WHAT TO PRODUCE →
Select and reproduce each line of the listing below that bears the string "effect".

[Chart and figure data]
+++++

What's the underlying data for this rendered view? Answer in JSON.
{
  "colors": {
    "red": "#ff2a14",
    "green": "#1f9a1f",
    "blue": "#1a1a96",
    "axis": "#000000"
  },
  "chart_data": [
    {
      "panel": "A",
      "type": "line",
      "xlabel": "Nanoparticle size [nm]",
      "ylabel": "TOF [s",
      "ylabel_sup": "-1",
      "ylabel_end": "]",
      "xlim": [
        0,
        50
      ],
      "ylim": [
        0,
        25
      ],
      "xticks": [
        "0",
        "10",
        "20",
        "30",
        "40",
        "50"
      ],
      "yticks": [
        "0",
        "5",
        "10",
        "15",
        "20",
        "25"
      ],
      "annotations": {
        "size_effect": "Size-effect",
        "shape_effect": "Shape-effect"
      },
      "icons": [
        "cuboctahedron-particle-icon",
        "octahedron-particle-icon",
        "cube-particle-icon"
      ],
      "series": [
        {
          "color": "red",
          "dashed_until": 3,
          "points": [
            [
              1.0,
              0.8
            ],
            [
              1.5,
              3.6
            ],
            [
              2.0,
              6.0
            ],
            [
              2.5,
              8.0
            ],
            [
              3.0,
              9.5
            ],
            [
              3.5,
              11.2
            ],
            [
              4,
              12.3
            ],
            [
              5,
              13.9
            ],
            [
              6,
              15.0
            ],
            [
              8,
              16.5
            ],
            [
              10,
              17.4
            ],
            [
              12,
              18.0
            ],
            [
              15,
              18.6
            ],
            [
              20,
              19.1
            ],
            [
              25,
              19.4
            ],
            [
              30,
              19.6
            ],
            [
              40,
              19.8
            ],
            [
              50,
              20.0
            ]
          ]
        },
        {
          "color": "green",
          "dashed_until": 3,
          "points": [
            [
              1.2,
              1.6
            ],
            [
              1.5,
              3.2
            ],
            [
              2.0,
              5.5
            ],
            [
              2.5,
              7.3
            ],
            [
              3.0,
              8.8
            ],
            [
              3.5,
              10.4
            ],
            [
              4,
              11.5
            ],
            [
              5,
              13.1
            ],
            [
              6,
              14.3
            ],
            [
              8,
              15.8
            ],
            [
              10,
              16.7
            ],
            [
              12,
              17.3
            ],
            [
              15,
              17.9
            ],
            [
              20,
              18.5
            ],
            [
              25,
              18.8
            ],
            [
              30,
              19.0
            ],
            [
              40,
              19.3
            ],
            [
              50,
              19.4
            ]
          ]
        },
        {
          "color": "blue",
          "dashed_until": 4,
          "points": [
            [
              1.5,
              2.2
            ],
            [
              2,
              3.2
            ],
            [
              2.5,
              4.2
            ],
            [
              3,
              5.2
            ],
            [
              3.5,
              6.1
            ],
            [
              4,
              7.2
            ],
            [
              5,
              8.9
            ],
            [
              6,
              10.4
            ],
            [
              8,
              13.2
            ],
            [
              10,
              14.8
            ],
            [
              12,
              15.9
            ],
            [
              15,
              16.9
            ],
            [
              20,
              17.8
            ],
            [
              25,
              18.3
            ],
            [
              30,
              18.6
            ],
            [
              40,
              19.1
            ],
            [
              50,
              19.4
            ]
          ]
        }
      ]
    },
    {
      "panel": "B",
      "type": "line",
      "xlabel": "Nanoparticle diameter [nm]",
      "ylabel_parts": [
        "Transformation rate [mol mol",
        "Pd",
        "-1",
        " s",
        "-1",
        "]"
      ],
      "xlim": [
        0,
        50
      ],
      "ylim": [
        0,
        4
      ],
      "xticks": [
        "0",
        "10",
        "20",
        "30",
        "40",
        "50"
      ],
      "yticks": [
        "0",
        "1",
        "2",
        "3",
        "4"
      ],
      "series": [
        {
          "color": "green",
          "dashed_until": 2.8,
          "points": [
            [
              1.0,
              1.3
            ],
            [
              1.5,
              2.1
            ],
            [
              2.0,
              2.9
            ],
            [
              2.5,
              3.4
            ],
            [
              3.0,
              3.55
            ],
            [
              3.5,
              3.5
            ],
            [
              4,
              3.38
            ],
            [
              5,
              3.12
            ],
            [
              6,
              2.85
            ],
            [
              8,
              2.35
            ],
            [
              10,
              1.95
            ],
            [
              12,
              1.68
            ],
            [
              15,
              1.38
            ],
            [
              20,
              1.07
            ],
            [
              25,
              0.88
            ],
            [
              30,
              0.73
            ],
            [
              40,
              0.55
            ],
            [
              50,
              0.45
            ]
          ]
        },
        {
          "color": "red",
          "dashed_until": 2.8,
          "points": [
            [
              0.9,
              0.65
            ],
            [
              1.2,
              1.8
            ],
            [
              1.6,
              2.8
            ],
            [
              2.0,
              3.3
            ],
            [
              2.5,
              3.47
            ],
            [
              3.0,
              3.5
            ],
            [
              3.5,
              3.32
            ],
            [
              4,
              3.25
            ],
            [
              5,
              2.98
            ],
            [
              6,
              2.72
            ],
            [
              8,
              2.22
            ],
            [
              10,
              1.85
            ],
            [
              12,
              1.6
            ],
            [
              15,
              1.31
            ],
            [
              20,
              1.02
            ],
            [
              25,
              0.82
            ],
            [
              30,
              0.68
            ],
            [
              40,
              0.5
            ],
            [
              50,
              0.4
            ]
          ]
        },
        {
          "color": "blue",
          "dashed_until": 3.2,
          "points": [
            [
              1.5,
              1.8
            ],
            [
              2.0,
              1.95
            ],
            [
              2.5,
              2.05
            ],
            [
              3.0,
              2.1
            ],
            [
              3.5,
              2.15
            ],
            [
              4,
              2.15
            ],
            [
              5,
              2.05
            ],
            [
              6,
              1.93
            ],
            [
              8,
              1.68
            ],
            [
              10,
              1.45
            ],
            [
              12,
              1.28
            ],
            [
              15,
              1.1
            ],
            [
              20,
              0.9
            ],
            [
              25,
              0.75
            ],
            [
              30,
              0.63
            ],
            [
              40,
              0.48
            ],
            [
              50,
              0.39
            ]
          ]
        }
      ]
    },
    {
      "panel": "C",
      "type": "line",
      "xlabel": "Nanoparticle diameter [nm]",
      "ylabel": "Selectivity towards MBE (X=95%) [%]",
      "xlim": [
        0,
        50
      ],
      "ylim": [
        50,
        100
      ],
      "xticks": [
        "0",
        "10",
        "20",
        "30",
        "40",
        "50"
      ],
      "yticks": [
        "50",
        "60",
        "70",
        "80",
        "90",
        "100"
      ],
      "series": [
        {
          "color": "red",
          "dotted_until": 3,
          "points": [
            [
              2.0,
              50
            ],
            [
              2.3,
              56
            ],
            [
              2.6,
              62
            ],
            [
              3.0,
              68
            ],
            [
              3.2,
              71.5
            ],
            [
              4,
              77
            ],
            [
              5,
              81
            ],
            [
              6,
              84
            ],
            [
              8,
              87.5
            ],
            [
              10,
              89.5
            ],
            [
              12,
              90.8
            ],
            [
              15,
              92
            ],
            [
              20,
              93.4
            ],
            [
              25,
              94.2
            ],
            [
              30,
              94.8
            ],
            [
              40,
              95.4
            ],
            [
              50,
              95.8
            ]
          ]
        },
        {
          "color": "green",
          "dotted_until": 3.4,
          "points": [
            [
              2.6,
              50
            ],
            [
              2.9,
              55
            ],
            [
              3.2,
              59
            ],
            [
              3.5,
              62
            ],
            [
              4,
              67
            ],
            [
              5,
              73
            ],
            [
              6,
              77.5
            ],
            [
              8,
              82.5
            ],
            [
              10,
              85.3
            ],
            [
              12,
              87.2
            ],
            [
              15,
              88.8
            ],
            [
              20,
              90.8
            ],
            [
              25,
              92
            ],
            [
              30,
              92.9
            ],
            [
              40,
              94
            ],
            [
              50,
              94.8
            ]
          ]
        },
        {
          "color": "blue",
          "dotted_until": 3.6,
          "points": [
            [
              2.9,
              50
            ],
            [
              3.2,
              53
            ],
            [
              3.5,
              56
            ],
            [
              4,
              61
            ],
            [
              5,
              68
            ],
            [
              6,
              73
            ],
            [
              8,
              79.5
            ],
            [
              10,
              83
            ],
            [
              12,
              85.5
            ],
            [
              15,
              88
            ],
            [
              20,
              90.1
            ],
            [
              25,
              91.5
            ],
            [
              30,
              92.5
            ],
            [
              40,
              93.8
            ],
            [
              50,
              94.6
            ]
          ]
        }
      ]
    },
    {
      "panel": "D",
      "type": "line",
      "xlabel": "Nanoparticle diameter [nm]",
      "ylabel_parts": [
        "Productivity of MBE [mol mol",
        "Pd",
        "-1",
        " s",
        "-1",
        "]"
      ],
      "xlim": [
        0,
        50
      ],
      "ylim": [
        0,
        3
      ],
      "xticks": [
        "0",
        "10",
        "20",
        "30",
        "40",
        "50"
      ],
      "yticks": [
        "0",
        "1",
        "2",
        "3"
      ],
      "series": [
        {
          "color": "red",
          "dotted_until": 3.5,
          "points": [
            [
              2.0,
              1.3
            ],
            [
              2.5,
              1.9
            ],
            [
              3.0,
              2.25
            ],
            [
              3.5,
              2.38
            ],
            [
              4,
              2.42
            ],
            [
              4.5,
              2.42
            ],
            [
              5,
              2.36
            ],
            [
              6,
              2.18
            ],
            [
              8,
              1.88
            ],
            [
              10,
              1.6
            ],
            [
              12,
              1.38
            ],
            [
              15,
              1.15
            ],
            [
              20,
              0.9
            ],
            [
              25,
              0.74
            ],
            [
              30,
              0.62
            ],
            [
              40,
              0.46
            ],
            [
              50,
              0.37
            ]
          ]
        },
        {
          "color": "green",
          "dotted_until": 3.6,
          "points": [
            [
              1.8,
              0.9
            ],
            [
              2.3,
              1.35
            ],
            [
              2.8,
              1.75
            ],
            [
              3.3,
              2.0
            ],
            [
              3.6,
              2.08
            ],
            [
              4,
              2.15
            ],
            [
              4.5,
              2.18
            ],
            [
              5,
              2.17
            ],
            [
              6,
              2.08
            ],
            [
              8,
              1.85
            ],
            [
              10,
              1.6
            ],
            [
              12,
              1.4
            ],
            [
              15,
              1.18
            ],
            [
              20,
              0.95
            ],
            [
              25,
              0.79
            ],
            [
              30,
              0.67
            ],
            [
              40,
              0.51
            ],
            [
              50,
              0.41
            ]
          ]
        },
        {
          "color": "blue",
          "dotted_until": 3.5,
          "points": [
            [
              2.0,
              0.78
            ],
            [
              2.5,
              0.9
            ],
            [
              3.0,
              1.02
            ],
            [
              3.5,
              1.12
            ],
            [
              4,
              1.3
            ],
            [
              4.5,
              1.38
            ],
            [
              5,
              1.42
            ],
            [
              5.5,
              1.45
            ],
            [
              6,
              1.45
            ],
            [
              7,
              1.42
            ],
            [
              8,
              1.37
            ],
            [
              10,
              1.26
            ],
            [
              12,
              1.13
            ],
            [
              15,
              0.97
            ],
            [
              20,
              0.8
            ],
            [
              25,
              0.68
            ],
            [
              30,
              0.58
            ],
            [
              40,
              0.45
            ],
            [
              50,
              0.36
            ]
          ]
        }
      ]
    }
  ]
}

+++++

EXPECTED ANSWER →
        "size_effect": "Size-effect",
        "shape_effect": "Shape-effect"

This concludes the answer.